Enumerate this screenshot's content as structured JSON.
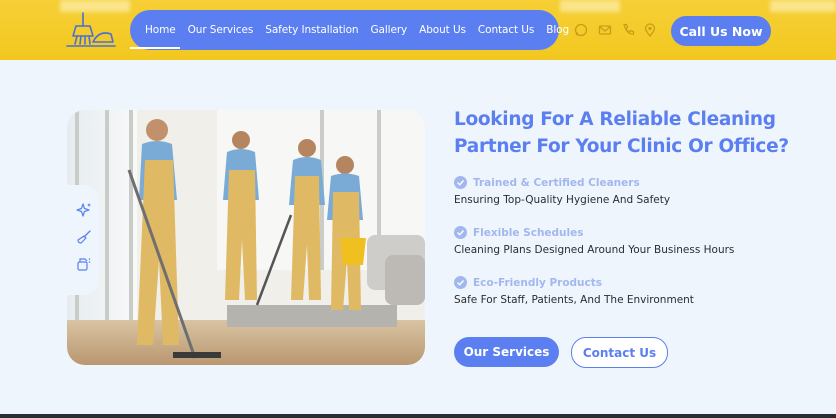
{
  "colors": {
    "accent": "#5b7ff0",
    "header_bg": "#f2c81f",
    "page_bg": "#eef5fd",
    "muted_accent": "#a3b7ef"
  },
  "nav": {
    "items": [
      {
        "label": "Home",
        "active": true
      },
      {
        "label": "Our Services",
        "active": false
      },
      {
        "label": "Safety Installation",
        "active": false
      },
      {
        "label": "Gallery",
        "active": false
      },
      {
        "label": "About Us",
        "active": false
      },
      {
        "label": "Contact Us",
        "active": false
      },
      {
        "label": "Blog",
        "active": false
      }
    ]
  },
  "social_icons": [
    "whatsapp-icon",
    "email-icon",
    "phone-icon",
    "location-icon"
  ],
  "header": {
    "cta_label": "Call Us Now"
  },
  "hero": {
    "headline_line1": "Looking For A Reliable Cleaning",
    "headline_line2": "Partner For Your Clinic Or Office?",
    "side_icons": [
      "sparkle-icon",
      "broom-icon",
      "cleaning-spray-icon"
    ],
    "features": [
      {
        "title": "Trained & Certified Cleaners",
        "desc": "Ensuring Top-Quality Hygiene And Safety"
      },
      {
        "title": "Flexible Schedules",
        "desc": "Cleaning Plans Designed Around Your Business Hours"
      },
      {
        "title": "Eco-Friendly Products",
        "desc": "Safe For Staff, Patients, And The Environment"
      }
    ],
    "primary_button": "Our Services",
    "secondary_button": "Contact Us"
  }
}
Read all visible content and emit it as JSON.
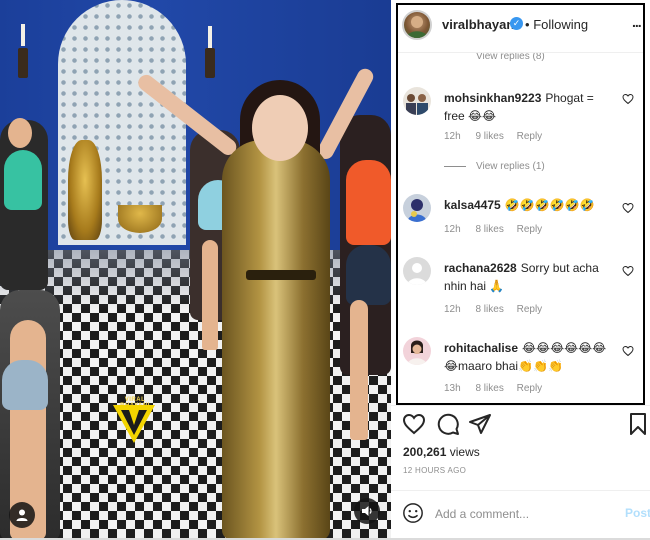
{
  "post": {
    "username": "viralbhayani",
    "verified_mark": "✓",
    "separator": "•",
    "follow_status": "Following",
    "more_label": "...",
    "views_count": "200,261",
    "views_label": "views",
    "time_ago": "12 HOURS AGO",
    "add_comment_placeholder": "Add a comment...",
    "post_label": "Post"
  },
  "video": {
    "watermark_text": "VIRAL BHAYANI",
    "icons": [
      "user-tag-icon",
      "volume-icon"
    ]
  },
  "comments_top": {
    "view_replies_partial": "View replies (8)"
  },
  "comments": [
    {
      "username": "mohsinkhan9223",
      "text": "Phogat = free 😂😂",
      "time": "12h",
      "likes": "9 likes",
      "reply_label": "Reply",
      "view_replies": "View replies (1)"
    },
    {
      "username": "kalsa4475",
      "text": "🤣🤣🤣🤣🤣🤣",
      "time": "12h",
      "likes": "8 likes",
      "reply_label": "Reply"
    },
    {
      "username": "rachana2628",
      "text": "Sorry but acha nhin hai 🙏",
      "time": "12h",
      "likes": "8 likes",
      "reply_label": "Reply"
    },
    {
      "username": "rohitachalise",
      "text": "😂😂😂😂😂😂😂maaro bhai👏👏👏",
      "time": "13h",
      "likes": "8 likes",
      "reply_label": "Reply"
    }
  ],
  "colors": {
    "accent_blue": "#3897f0",
    "post_disabled": "#b2dffc",
    "meta_gray": "#8e8e8e",
    "text": "#262626",
    "frame": "#000000"
  }
}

+ + + + +

What to produce: Go over the listing above and return each line with "replies".

Answer for this exercise:
    "view_replies_partial": "View replies (8)"
      "view_replies": "View replies (1)"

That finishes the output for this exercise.